Written instruction: Return all entries precisely as they stand, without the images.

Collected data entries
------------------------------------------------------------
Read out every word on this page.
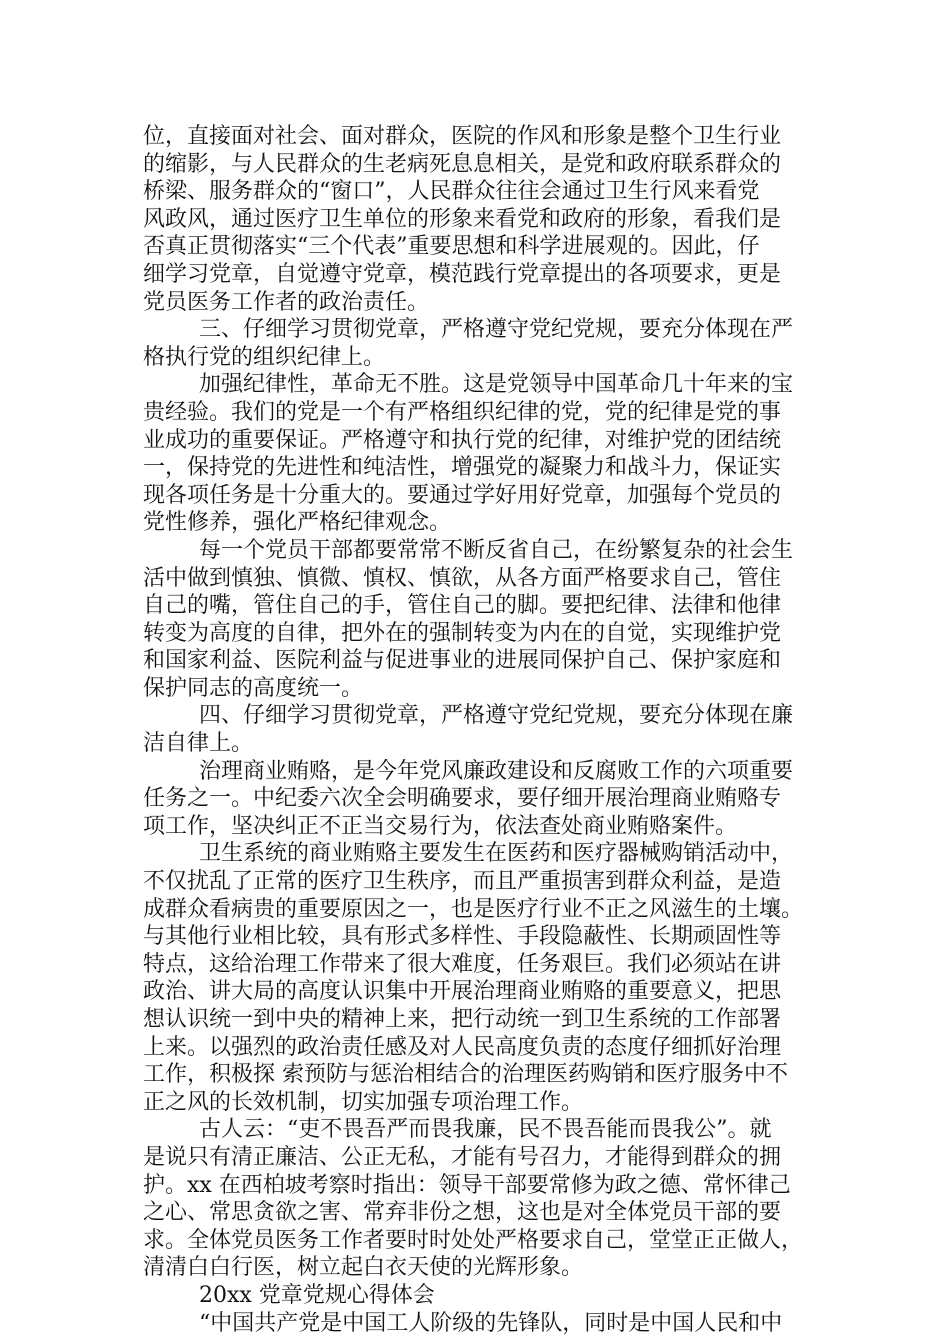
位，直接面对社会、面对群众，医院的作风和形象是整个卫生行业
的缩影，与人民群众的生老病死息息相关，是党和政府联系群众的
桥梁、服务群众的“窗口”，人民群众往往会通过卫生行风来看党
风政风，通过医疗卫生单位的形象来看党和政府的形象，看我们是
否真正贯彻落实“三个代表”重要思想和科学进展观的。因此，仔
细学习党章，自觉遵守党章，模范践行党章提出的各项要求，更是
党员医务工作者的政治责任。
三、仔细学习贯彻党章，严格遵守党纪党规，要充分体现在严
格执行党的组织纪律上。
加强纪律性，革命无不胜。这是党领导中国革命几十年来的宝
贵经验。我们的党是一个有严格组织纪律的党，党的纪律是党的事
业成功的重要保证。严格遵守和执行党的纪律，对维护党的团结统
一，保持党的先进性和纯洁性，增强党的凝聚力和战斗力，保证实
现各项任务是十分重大的。要通过学好用好党章，加强每个党员的
党性修养，强化严格纪律观念。
每一个党员干部都要常常不断反省自己，在纷繁复杂的社会生
活中做到慎独、慎微、慎权、慎欲，从各方面严格要求自己，管住
自己的嘴，管住自己的手，管住自己的脚。要把纪律、法律和他律
转变为高度的自律，把外在的强制转变为内在的自觉，实现维护党
和国家利益、医院利益与促进事业的进展同保护自己、保护家庭和
保护同志的高度统一。
四、仔细学习贯彻党章，严格遵守党纪党规，要充分体现在廉
洁自律上。
治理商业贿赂，是今年党风廉政建设和反腐败工作的六项重要
任务之一。中纪委六次全会明确要求，要仔细开展治理商业贿赂专
项工作，坚决纠正不正当交易行为，依法查处商业贿赂案件。
卫生系统的商业贿赂主要发生在医药和医疗器械购销活动中，
不仅扰乱了正常的医疗卫生秩序，而且严重损害到群众利益，是造
成群众看病贵的重要原因之一，也是医疗行业不正之风滋生的土壤。
与其他行业相比较，具有形式多样性、手段隐蔽性、长期顽固性等
特点，这给治理工作带来了很大难度，任务艰巨。我们必须站在讲
政治、讲大局的高度认识集中开展治理商业贿赂的重要意义，把思
想认识统一到中央的精神上来，把行动统一到卫生系统的工作部署
上来。以强烈的政治责任感及对人民高度负责的态度仔细抓好治理
工作，积极探 索预防与惩治相结合的治理医药购销和医疗服务中不
正之风的长效机制，切实加强专项治理工作。
古人云：“吏不畏吾严而畏我廉，民不畏吾能而畏我公”。就
是说只有清正廉洁、公正无私，才能有号召力，才能得到群众的拥
护。xx 在西柏坡考察时指出：领导干部要常修为政之德、常怀律己
之心、常思贪欲之害、常弃非份之想，这也是对全体党员干部的要
求。全体党员医务工作者要时时处处严格要求自己，堂堂正正做人，
清清白白行医，树立起白衣天使的光辉形象。
20xx 党章党规心得体会
“中国共产党是中国工人阶级的先锋队，同时是中国人民和中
------------------------------------------------------------
Response to this exercise:
Read out every word on this page.
位，直接面对社会、面对群众，医院的作风和形象是整个卫生行业
的缩影，与人民群众的生老病死息息相关，是党和政府联系群众的
桥梁、服务群众的“窗口”，人民群众往往会通过卫生行风来看党
风政风，通过医疗卫生单位的形象来看党和政府的形象，看我们是
否真正贯彻落实“三个代表”重要思想和科学进展观的。因此，仔
细学习党章，自觉遵守党章，模范践行党章提出的各项要求，更是
党员医务工作者的政治责任。
三、仔细学习贯彻党章，严格遵守党纪党规，要充分体现在严
格执行党的组织纪律上。
加强纪律性，革命无不胜。这是党领导中国革命几十年来的宝
贵经验。我们的党是一个有严格组织纪律的党，党的纪律是党的事
业成功的重要保证。严格遵守和执行党的纪律，对维护党的团结统
一，保持党的先进性和纯洁性，增强党的凝聚力和战斗力，保证实
现各项任务是十分重大的。要通过学好用好党章，加强每个党员的
党性修养，强化严格纪律观念。
每一个党员干部都要常常不断反省自己，在纷繁复杂的社会生
活中做到慎独、慎微、慎权、慎欲，从各方面严格要求自己，管住
自己的嘴，管住自己的手，管住自己的脚。要把纪律、法律和他律
转变为高度的自律，把外在的强制转变为内在的自觉，实现维护党
和国家利益、医院利益与促进事业的进展同保护自己、保护家庭和
保护同志的高度统一。
四、仔细学习贯彻党章，严格遵守党纪党规，要充分体现在廉
洁自律上。
治理商业贿赂，是今年党风廉政建设和反腐败工作的六项重要
任务之一。中纪委六次全会明确要求，要仔细开展治理商业贿赂专
项工作，坚决纠正不正当交易行为，依法查处商业贿赂案件。
卫生系统的商业贿赂主要发生在医药和医疗器械购销活动中，
不仅扰乱了正常的医疗卫生秩序，而且严重损害到群众利益，是造
成群众看病贵的重要原因之一，也是医疗行业不正之风滋生的土壤。
与其他行业相比较，具有形式多样性、手段隐蔽性、长期顽固性等
特点，这给治理工作带来了很大难度，任务艰巨。我们必须站在讲
政治、讲大局的高度认识集中开展治理商业贿赂的重要意义，把思
想认识统一到中央的精神上来，把行动统一到卫生系统的工作部署
上来。以强烈的政治责任感及对人民高度负责的态度仔细抓好治理
工作，积极探 索预防与惩治相结合的治理医药购销和医疗服务中不
正之风的长效机制，切实加强专项治理工作。
古人云：“吏不畏吾严而畏我廉，民不畏吾能而畏我公”。就
是说只有清正廉洁、公正无私，才能有号召力，才能得到群众的拥
护。xx 在西柏坡考察时指出：领导干部要常修为政之德、常怀律己
之心、常思贪欲之害、常弃非份之想，这也是对全体党员干部的要
求。全体党员医务工作者要时时处处严格要求自己，堂堂正正做人，
清清白白行医，树立起白衣天使的光辉形象。
20xx 党章党规心得体会
“中国共产党是中国工人阶级的先锋队，同时是中国人民和中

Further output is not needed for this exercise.